Task brief :: Your answer should be a single number: the count of lines that include the word "stored".

Data in this exercise ::
####

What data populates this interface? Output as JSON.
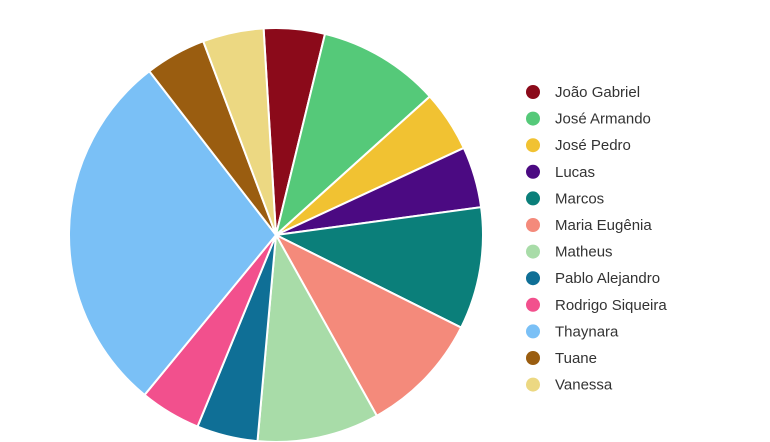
{
  "chart_data": {
    "type": "pie",
    "title": "",
    "legend_position": "right",
    "categories": [
      "João Gabriel",
      "José Armando",
      "José Pedro",
      "Lucas",
      "Marcos",
      "Maria Eugênia",
      "Matheus",
      "Pablo Alejandro",
      "Rodrigo Siqueira",
      "Thaynara",
      "Tuane",
      "Vanessa"
    ],
    "values": [
      1,
      2,
      1,
      1,
      2,
      2,
      2,
      1,
      1,
      6,
      1,
      1
    ],
    "colors": [
      "#8b0a1a",
      "#55c979",
      "#f1c232",
      "#4b0a82",
      "#0b7f7a",
      "#f48a7b",
      "#a8dca8",
      "#0f6f96",
      "#f2508d",
      "#7ac0f6",
      "#9a5d10",
      "#ecd882"
    ]
  }
}
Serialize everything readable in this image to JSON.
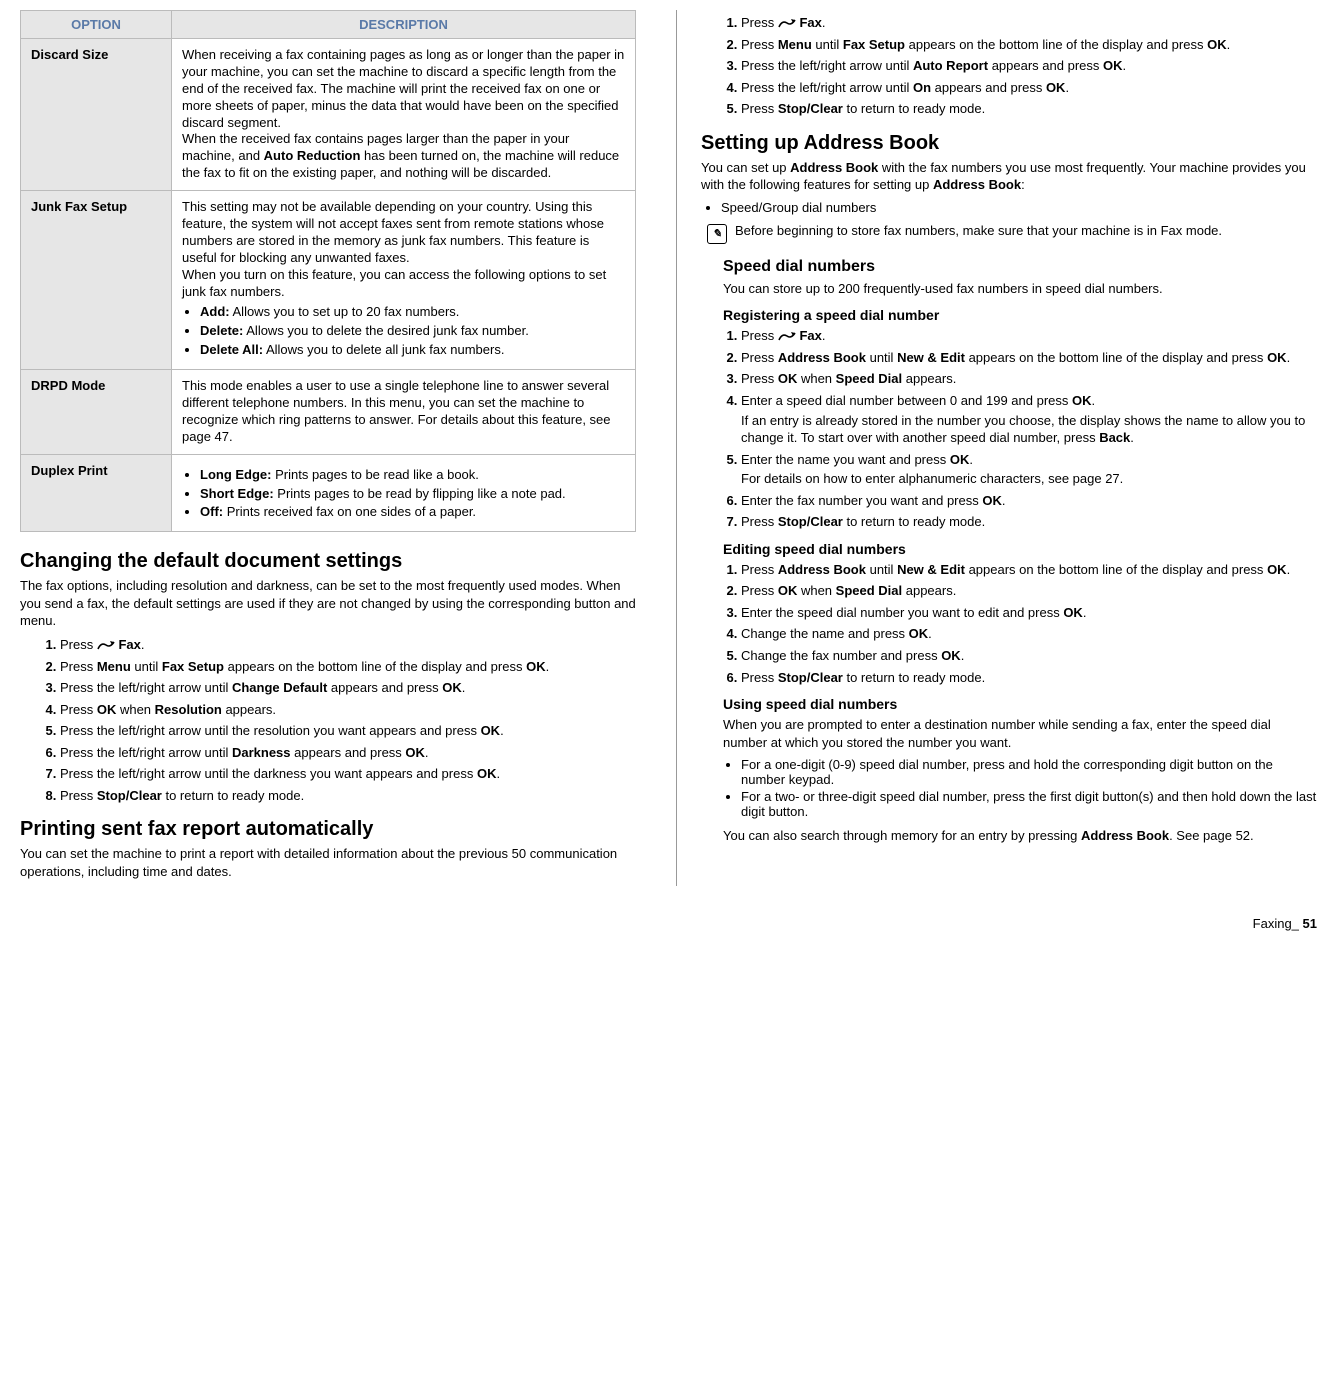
{
  "table": {
    "headers": [
      "OPTION",
      "DESCRIPTION"
    ],
    "rows": [
      {
        "option": "Discard Size",
        "desc1": "When receiving a fax containing pages as long as or longer than the paper in your machine, you can set the machine to discard a specific length from the end of the received fax. The machine will print the received fax on one or more sheets of paper, minus the data that would have been on the specified discard segment.",
        "desc2a": "When the received fax contains pages larger than the paper in your machine, and ",
        "desc2b": "Auto Reduction",
        "desc2c": " has been turned on, the machine will reduce the fax to fit on the existing paper, and nothing will be discarded."
      },
      {
        "option": "Junk Fax Setup",
        "desc1": "This setting may not be available depending on your country. Using this feature, the system will not accept faxes sent from remote stations whose numbers are stored in the memory as junk fax numbers. This feature is useful for blocking any unwanted faxes.",
        "desc2": "When you turn on this feature, you can access the following options to set junk fax numbers.",
        "bullets": [
          {
            "b": "Add:",
            "t": "  Allows you to set up to 20 fax numbers."
          },
          {
            "b": "Delete:",
            "t": "  Allows you to delete the desired junk fax number."
          },
          {
            "b": "Delete All:",
            "t": "  Allows you to delete all junk fax numbers."
          }
        ]
      },
      {
        "option": "DRPD Mode",
        "desc": "This mode enables a user to use a single telephone line to answer several different telephone numbers. In this menu, you can set the machine to recognize which ring patterns to answer. For details about this feature, see page 47."
      },
      {
        "option": "Duplex Print",
        "bullets": [
          {
            "b": "Long Edge:",
            "t": "  Prints pages to be read like a book."
          },
          {
            "b": "Short Edge:",
            "t": "  Prints pages to be read by flipping like a note pad."
          },
          {
            "b": "Off:",
            "t": "  Prints received fax on one sides of a paper."
          }
        ]
      }
    ]
  },
  "left": {
    "h_change": "Changing the default document settings",
    "p_change": "The fax options, including resolution and darkness, can be set to the most frequently used modes. When you send a fax, the default settings are used if they are not changed by using the corresponding button and menu.",
    "steps_change": [
      {
        "pre": "Press ",
        "icon": true,
        "b": "Fax",
        "post": "."
      },
      {
        "pre": "Press ",
        "b": "Menu",
        "mid": " until ",
        "b2": "Fax Setup",
        "mid2": " appears on the bottom line of the display and press ",
        "b3": "OK",
        "post": "."
      },
      {
        "pre": "Press the left/right arrow until ",
        "b": "Change Default",
        "mid": " appears and press ",
        "b2": "OK",
        "post": "."
      },
      {
        "pre": "Press ",
        "b": "OK",
        "mid": " when ",
        "b2": "Resolution",
        "post": " appears."
      },
      {
        "pre": "Press the left/right arrow until the resolution you want appears and press ",
        "b": "OK",
        "post": "."
      },
      {
        "pre": "Press the left/right arrow until ",
        "b": "Darkness",
        "mid": " appears and press ",
        "b2": "OK",
        "post": "."
      },
      {
        "pre": "Press the left/right arrow until the darkness you want appears and press ",
        "b": "OK",
        "post": "."
      },
      {
        "pre": "Press ",
        "b": "Stop/Clear",
        "post": " to return to ready mode."
      }
    ],
    "h_print": "Printing sent fax report automatically",
    "p_print": "You can set the machine to print a report with detailed information about the previous 50 communication operations, including time and dates."
  },
  "right": {
    "steps_auto": [
      {
        "pre": "Press ",
        "icon": true,
        "b": "Fax",
        "post": "."
      },
      {
        "pre": "Press ",
        "b": "Menu",
        "mid": " until ",
        "b2": "Fax Setup",
        "mid2": " appears on the bottom line of the display and press ",
        "b3": "OK",
        "post": "."
      },
      {
        "pre": "Press the left/right arrow until ",
        "b": "Auto Report",
        "mid": " appears and press ",
        "b2": "OK",
        "post": "."
      },
      {
        "pre": "Press the left/right arrow until ",
        "b": "On",
        "mid": " appears and press ",
        "b2": "OK",
        "post": "."
      },
      {
        "pre": "Press ",
        "b": "Stop/Clear",
        "post": " to return to ready mode."
      }
    ],
    "h_addr": "Setting up Address Book",
    "p_addr1a": "You can set up ",
    "p_addr1b": "Address Book",
    "p_addr1c": " with the fax numbers you use most frequently. Your machine provides you with the following features for setting up ",
    "p_addr1d": "Address Book",
    "p_addr1e": ":",
    "ul_addr": "Speed/Group dial numbers",
    "note": "Before beginning to store fax numbers, make sure that your machine is in Fax mode.",
    "h_speed": "Speed dial numbers",
    "p_speed": "You can store up to 200 frequently-used fax numbers in speed dial numbers.",
    "h_reg": "Registering a speed dial number",
    "steps_reg": [
      {
        "pre": "Press ",
        "icon": true,
        "b": "Fax",
        "post": "."
      },
      {
        "pre": "Press ",
        "b": "Address Book",
        "mid": " until ",
        "b2": "New & Edit",
        "mid2": " appears on the bottom line of the display and press ",
        "b3": "OK",
        "post": "."
      },
      {
        "pre": "Press ",
        "b": "OK",
        "mid": " when ",
        "b2": "Speed Dial",
        "post": " appears."
      },
      {
        "pre": "Enter a speed dial number between 0 and 199 and press ",
        "b": "OK",
        "post": ".",
        "extra_a": "If an entry is already stored in the number you choose, the display shows the name to allow you to change it. To start over with another speed dial number, press ",
        "extra_b": "Back",
        "extra_c": "."
      },
      {
        "pre": "Enter the name you want and press ",
        "b": "OK",
        "post": ".",
        "extra_plain": "For details on how to enter alphanumeric characters, see page 27."
      },
      {
        "pre": "Enter the fax number you want and press ",
        "b": "OK",
        "post": "."
      },
      {
        "pre": "Press ",
        "b": "Stop/Clear",
        "post": " to return to ready mode."
      }
    ],
    "h_edit": "Editing speed dial numbers",
    "steps_edit": [
      {
        "pre": "Press ",
        "b": "Address Book",
        "mid": " until ",
        "b2": "New & Edit",
        "mid2": " appears on the bottom line of the display and press ",
        "b3": "OK",
        "post": "."
      },
      {
        "pre": "Press ",
        "b": "OK",
        "mid": " when ",
        "b2": "Speed Dial",
        "post": " appears."
      },
      {
        "pre": "Enter the speed dial number you want to edit and press ",
        "b": "OK",
        "post": "."
      },
      {
        "pre": "Change the name and press ",
        "b": "OK",
        "post": "."
      },
      {
        "pre": "Change the fax number and press ",
        "b": "OK",
        "post": "."
      },
      {
        "pre": "Press ",
        "b": "Stop/Clear",
        "post": " to return to ready mode."
      }
    ],
    "h_use": "Using speed dial numbers",
    "p_use": "When you are prompted to enter a destination number while sending a fax, enter the speed dial number at which you stored the number you want.",
    "ul_use": [
      "For a one-digit (0-9) speed dial number, press and hold the corresponding digit button on the number keypad.",
      "For a two- or three-digit speed dial number, press the first digit button(s) and then hold down the last digit button."
    ],
    "p_use2a": "You can also search through memory for an entry by pressing ",
    "p_use2b": "Address Book",
    "p_use2c": ". See page 52."
  },
  "footer": {
    "label": "Faxing_",
    "page": "51"
  }
}
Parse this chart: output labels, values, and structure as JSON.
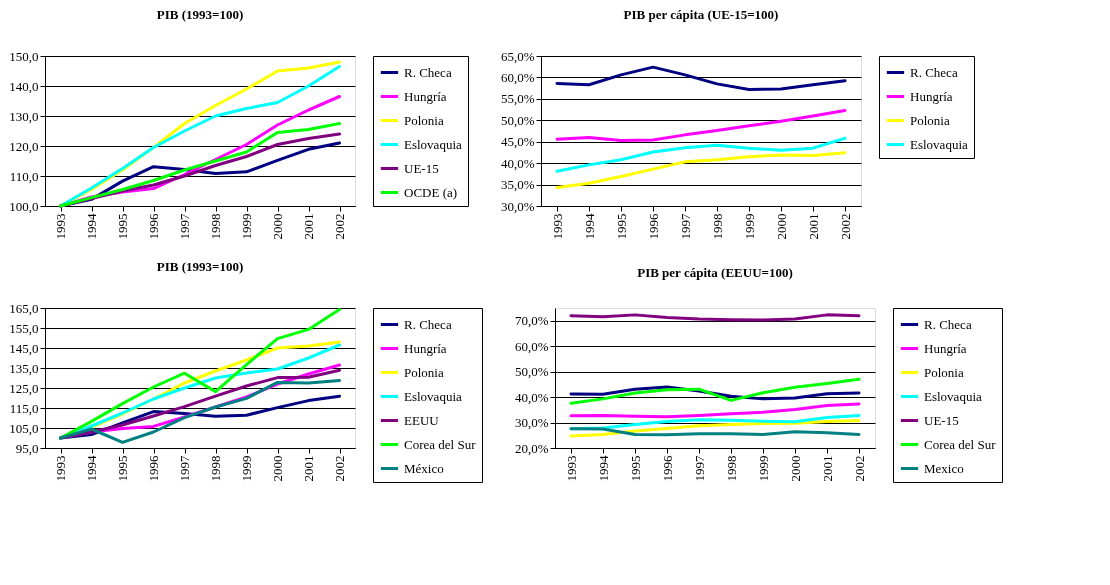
{
  "chart_data": [
    {
      "type": "line",
      "title": "PIB  (1993=100)",
      "categories": [
        "1993",
        "1994",
        "1995",
        "1996",
        "1997",
        "1998",
        "1999",
        "2000",
        "2001",
        "2002"
      ],
      "ylim": [
        100,
        150
      ],
      "yticks": [
        {
          "value": 100,
          "label": "100,0"
        },
        {
          "value": 110,
          "label": "110,0"
        },
        {
          "value": 120,
          "label": "120,0"
        },
        {
          "value": 130,
          "label": "130,0"
        },
        {
          "value": 140,
          "label": "140,0"
        },
        {
          "value": 150,
          "label": "150,0"
        }
      ],
      "grid": "y",
      "legend": "right",
      "marker": "none",
      "line_style": "solid",
      "series": [
        {
          "name": "R. Checa",
          "color": "#000080",
          "values": [
            100,
            102.2,
            108.3,
            113.1,
            112.2,
            110.8,
            111.4,
            115.2,
            118.9,
            121.0
          ]
        },
        {
          "name": "Hungría",
          "color": "#ff00ff",
          "values": [
            100,
            103.0,
            104.7,
            105.8,
            110.5,
            115.5,
            120.5,
            127.0,
            132.0,
            136.5
          ]
        },
        {
          "name": "Polonia",
          "color": "#ffff00",
          "values": [
            100,
            105.5,
            112.0,
            119.5,
            127.5,
            133.5,
            139.0,
            145.0,
            146.0,
            148.0
          ]
        },
        {
          "name": "Eslovaquia",
          "color": "#00ffff",
          "values": [
            100,
            106.0,
            112.5,
            119.5,
            125.0,
            130.0,
            132.5,
            134.5,
            140.0,
            146.5
          ]
        },
        {
          "name": "UE-15",
          "color": "#800080",
          "values": [
            100,
            102.5,
            105.0,
            107.0,
            110.0,
            113.5,
            116.5,
            120.5,
            122.5,
            124.0
          ]
        },
        {
          "name": "OCDE (a)",
          "color": "#00ff00",
          "values": [
            100,
            102.8,
            105.5,
            108.5,
            112.0,
            115.0,
            118.0,
            124.5,
            125.5,
            127.5
          ]
        }
      ]
    },
    {
      "type": "line",
      "title": "PIB per cápita  (UE-15=100)",
      "categories": [
        "1993",
        "1994",
        "1995",
        "1996",
        "1997",
        "1998",
        "1999",
        "2000",
        "2001",
        "2002"
      ],
      "ylim": [
        30,
        65
      ],
      "yticks": [
        {
          "value": 30,
          "label": "30,0%"
        },
        {
          "value": 35,
          "label": "35,0%"
        },
        {
          "value": 40,
          "label": "40,0%"
        },
        {
          "value": 45,
          "label": "45,0%"
        },
        {
          "value": 50,
          "label": "50,0%"
        },
        {
          "value": 55,
          "label": "55,0%"
        },
        {
          "value": 60,
          "label": "60,0%"
        },
        {
          "value": 65,
          "label": "65,0%"
        }
      ],
      "grid": "y",
      "legend": "right",
      "marker": "none",
      "line_style": "solid",
      "series": [
        {
          "name": "R. Checa",
          "color": "#000080",
          "values": [
            58.6,
            58.3,
            60.6,
            62.4,
            60.6,
            58.5,
            57.2,
            57.3,
            58.3,
            59.2
          ]
        },
        {
          "name": "Hungría",
          "color": "#ff00ff",
          "values": [
            45.6,
            46.0,
            45.3,
            45.4,
            46.6,
            47.6,
            48.7,
            49.8,
            51.0,
            52.3
          ]
        },
        {
          "name": "Polonia",
          "color": "#ffff00",
          "values": [
            34.3,
            35.3,
            36.9,
            38.6,
            40.3,
            40.8,
            41.5,
            41.9,
            41.8,
            42.4
          ]
        },
        {
          "name": "Eslovaquia",
          "color": "#00ffff",
          "values": [
            38.1,
            39.6,
            40.8,
            42.6,
            43.6,
            44.2,
            43.5,
            43.0,
            43.5,
            45.8
          ]
        }
      ]
    },
    {
      "type": "line",
      "title": "PIB  (1993=100)",
      "categories": [
        "1993",
        "1994",
        "1995",
        "1996",
        "1997",
        "1998",
        "1999",
        "2000",
        "2001",
        "2002"
      ],
      "ylim": [
        95,
        165
      ],
      "yticks": [
        {
          "value": 95,
          "label": "95,0"
        },
        {
          "value": 105,
          "label": "105,0"
        },
        {
          "value": 115,
          "label": "115,0"
        },
        {
          "value": 125,
          "label": "125,0"
        },
        {
          "value": 135,
          "label": "135,0"
        },
        {
          "value": 145,
          "label": "145,0"
        },
        {
          "value": 155,
          "label": "155,0"
        },
        {
          "value": 165,
          "label": "165,0"
        }
      ],
      "grid": "y",
      "legend": "right",
      "marker": "none",
      "line_style": "solid",
      "series": [
        {
          "name": "R. Checa",
          "color": "#000080",
          "values": [
            100,
            101.7,
            107.6,
            113.2,
            112.2,
            110.9,
            111.4,
            115.2,
            118.7,
            120.9
          ]
        },
        {
          "name": "Hungría",
          "color": "#ff00ff",
          "values": [
            100,
            103.0,
            104.7,
            105.8,
            110.5,
            115.5,
            120.5,
            127.0,
            132.0,
            136.5
          ]
        },
        {
          "name": "Polonia",
          "color": "#ffff00",
          "values": [
            100,
            105.5,
            112.0,
            119.5,
            127.5,
            133.5,
            139.0,
            145.0,
            146.0,
            148.0
          ]
        },
        {
          "name": "Eslovaquia",
          "color": "#00ffff",
          "values": [
            100,
            106.0,
            112.5,
            119.5,
            125.0,
            130.0,
            132.5,
            134.5,
            140.0,
            146.5
          ]
        },
        {
          "name": "EEUU",
          "color": "#800080",
          "values": [
            100,
            103.0,
            106.5,
            111.0,
            115.7,
            120.9,
            126.0,
            130.2,
            130.4,
            133.9
          ]
        },
        {
          "name": "Corea del Sur",
          "color": "#00ff00",
          "values": [
            100,
            108.3,
            117.2,
            125.5,
            132.4,
            123.2,
            136.7,
            149.7,
            154.3,
            164.2
          ]
        },
        {
          "name": "México",
          "color": "#008080",
          "values": [
            100,
            104.5,
            97.8,
            103.0,
            110.2,
            115.5,
            119.8,
            127.8,
            127.5,
            128.7
          ]
        }
      ]
    },
    {
      "type": "line",
      "title": "PIB per cápita  (EEUU=100)",
      "categories": [
        "1993",
        "1994",
        "1995",
        "1996",
        "1997",
        "1998",
        "1999",
        "2000",
        "2001",
        "2002"
      ],
      "ylim": [
        20,
        75
      ],
      "yticks": [
        {
          "value": 20,
          "label": "20,0%"
        },
        {
          "value": 30,
          "label": "30,0%"
        },
        {
          "value": 40,
          "label": "40,0%"
        },
        {
          "value": 50,
          "label": "50,0%"
        },
        {
          "value": 60,
          "label": "60,0%"
        },
        {
          "value": 70,
          "label": "70,0%"
        }
      ],
      "grid": "y",
      "legend": "right",
      "marker": "none",
      "line_style": "solid",
      "series": [
        {
          "name": "R. Checa",
          "color": "#000080",
          "values": [
            41.2,
            41.1,
            43.1,
            44.0,
            42.4,
            40.3,
            39.3,
            39.6,
            41.3,
            41.6
          ]
        },
        {
          "name": "Hungría",
          "color": "#ff00ff",
          "values": [
            32.7,
            32.8,
            32.5,
            32.3,
            32.8,
            33.5,
            34.0,
            35.1,
            36.7,
            37.3
          ]
        },
        {
          "name": "Polonia",
          "color": "#ffff00",
          "values": [
            24.7,
            25.3,
            26.7,
            27.7,
            28.7,
            29.2,
            29.6,
            29.7,
            30.4,
            30.8
          ]
        },
        {
          "name": "Eslovaquia",
          "color": "#00ffff",
          "values": [
            27.6,
            27.9,
            29.2,
            30.4,
            31.1,
            30.9,
            30.5,
            30.3,
            32.0,
            32.8
          ]
        },
        {
          "name": "UE-15",
          "color": "#800080",
          "values": [
            72.0,
            71.6,
            72.3,
            71.3,
            70.7,
            70.4,
            70.3,
            70.7,
            72.3,
            72.0
          ]
        },
        {
          "name": "Corea del Sur",
          "color": "#00ff00",
          "values": [
            37.6,
            39.3,
            41.6,
            42.9,
            43.1,
            38.7,
            41.7,
            43.9,
            45.3,
            47.0
          ]
        },
        {
          "name": "Mexico",
          "color": "#008080",
          "values": [
            27.6,
            27.5,
            25.3,
            25.2,
            25.6,
            25.6,
            25.3,
            26.4,
            26.0,
            25.3
          ]
        }
      ]
    }
  ]
}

####

The answer :: 3